>>>>>

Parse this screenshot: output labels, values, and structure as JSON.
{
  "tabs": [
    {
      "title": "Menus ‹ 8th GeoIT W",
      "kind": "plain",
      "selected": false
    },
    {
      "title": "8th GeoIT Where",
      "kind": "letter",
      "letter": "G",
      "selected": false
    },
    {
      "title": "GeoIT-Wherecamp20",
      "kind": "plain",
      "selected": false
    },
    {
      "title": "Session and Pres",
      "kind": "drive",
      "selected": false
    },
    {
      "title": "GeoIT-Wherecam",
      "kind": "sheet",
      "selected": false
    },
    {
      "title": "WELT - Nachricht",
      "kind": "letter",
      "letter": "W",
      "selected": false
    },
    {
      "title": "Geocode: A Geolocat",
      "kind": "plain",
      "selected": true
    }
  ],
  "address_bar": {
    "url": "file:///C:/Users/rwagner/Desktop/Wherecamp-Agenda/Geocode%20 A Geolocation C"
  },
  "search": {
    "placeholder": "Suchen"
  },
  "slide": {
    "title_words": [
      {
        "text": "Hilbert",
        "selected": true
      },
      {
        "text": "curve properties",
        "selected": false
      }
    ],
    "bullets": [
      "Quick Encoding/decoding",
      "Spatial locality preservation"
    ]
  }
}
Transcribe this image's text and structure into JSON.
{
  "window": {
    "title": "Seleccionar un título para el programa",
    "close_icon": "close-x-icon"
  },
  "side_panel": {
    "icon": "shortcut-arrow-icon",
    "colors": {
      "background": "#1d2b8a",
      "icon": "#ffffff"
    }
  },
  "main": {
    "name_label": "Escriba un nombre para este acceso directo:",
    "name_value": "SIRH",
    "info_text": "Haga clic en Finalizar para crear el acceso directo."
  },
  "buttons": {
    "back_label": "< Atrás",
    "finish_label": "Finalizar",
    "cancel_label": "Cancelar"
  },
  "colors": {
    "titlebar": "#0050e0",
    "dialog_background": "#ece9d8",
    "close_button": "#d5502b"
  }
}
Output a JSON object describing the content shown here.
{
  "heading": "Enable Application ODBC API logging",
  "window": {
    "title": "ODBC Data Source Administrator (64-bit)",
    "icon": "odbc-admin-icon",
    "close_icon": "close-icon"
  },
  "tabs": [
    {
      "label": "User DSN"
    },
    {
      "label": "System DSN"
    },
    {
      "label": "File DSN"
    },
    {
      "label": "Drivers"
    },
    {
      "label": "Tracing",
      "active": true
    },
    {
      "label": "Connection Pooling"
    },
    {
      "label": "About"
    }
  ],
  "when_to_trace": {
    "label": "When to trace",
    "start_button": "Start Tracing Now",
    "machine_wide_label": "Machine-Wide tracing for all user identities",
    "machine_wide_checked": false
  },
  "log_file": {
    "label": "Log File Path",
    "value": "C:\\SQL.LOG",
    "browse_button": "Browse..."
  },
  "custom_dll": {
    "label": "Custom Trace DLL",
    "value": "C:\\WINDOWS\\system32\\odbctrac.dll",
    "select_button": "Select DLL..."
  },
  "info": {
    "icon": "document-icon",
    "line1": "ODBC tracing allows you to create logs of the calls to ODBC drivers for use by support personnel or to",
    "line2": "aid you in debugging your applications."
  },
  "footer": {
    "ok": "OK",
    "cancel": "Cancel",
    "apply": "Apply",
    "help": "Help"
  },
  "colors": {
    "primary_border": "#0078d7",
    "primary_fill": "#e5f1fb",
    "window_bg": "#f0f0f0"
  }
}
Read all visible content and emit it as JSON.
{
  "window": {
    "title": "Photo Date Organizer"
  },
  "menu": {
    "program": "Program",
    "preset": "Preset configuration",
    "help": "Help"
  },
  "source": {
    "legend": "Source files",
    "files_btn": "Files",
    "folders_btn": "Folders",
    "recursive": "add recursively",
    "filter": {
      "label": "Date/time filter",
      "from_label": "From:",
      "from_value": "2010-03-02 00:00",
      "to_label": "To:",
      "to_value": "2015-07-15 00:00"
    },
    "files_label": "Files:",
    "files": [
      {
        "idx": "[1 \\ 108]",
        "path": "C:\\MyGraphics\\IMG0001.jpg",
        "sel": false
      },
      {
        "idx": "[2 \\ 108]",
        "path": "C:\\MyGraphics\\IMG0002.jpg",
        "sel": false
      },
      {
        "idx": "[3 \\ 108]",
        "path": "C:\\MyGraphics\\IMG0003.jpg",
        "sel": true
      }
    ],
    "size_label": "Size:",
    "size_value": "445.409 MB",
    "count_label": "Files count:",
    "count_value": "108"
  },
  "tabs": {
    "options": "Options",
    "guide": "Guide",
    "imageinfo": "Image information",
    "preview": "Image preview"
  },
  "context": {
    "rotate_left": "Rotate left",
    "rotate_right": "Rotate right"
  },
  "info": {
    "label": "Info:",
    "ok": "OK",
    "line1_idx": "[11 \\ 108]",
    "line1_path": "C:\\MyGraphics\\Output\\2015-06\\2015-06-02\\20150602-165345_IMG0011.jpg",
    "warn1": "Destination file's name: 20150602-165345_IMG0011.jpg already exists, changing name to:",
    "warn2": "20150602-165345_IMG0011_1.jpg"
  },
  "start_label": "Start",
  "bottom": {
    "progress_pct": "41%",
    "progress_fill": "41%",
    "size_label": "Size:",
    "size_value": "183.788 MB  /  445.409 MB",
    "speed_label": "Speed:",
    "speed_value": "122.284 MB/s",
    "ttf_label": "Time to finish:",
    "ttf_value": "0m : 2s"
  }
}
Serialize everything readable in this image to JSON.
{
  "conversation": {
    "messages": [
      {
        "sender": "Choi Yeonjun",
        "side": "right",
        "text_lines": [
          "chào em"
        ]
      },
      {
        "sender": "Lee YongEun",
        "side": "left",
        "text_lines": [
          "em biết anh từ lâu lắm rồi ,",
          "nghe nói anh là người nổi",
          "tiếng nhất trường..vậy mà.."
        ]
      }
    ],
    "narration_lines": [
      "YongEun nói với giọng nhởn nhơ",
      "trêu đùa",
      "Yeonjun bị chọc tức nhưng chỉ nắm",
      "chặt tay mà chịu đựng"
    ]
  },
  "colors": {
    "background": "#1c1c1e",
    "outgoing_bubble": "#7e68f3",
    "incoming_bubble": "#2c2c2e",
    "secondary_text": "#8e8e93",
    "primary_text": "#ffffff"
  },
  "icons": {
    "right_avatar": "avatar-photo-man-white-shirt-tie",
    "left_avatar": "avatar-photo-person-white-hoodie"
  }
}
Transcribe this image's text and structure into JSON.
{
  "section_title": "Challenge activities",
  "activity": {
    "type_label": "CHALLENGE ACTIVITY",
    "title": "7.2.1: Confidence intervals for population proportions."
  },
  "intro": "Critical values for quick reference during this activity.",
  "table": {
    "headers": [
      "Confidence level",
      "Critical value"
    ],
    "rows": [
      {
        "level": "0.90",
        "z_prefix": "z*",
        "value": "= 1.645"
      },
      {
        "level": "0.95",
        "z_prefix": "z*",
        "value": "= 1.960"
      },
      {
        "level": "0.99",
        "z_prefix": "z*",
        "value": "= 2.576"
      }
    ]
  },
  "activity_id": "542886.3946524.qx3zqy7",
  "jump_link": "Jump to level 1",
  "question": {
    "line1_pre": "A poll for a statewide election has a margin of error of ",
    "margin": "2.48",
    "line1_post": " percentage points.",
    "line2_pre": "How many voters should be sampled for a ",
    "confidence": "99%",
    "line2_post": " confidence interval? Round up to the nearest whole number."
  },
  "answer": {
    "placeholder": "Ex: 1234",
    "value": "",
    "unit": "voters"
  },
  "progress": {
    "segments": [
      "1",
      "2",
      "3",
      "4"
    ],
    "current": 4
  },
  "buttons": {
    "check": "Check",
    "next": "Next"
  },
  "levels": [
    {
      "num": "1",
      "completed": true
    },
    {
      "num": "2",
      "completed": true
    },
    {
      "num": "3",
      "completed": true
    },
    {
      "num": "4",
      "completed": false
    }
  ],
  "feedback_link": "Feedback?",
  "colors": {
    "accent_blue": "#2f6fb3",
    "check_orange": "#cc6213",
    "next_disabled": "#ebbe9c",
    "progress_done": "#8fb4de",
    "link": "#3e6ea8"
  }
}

<<<<<

Given problem:
Pick out the lines containing the word "para" and show them.

The solution:
    "title": "Seleccionar un título para el programa",
    "name_label": "Escriba un nombre para este acceso directo:",
    "info_text": "Haga clic en Finalizar para crear el acceso directo."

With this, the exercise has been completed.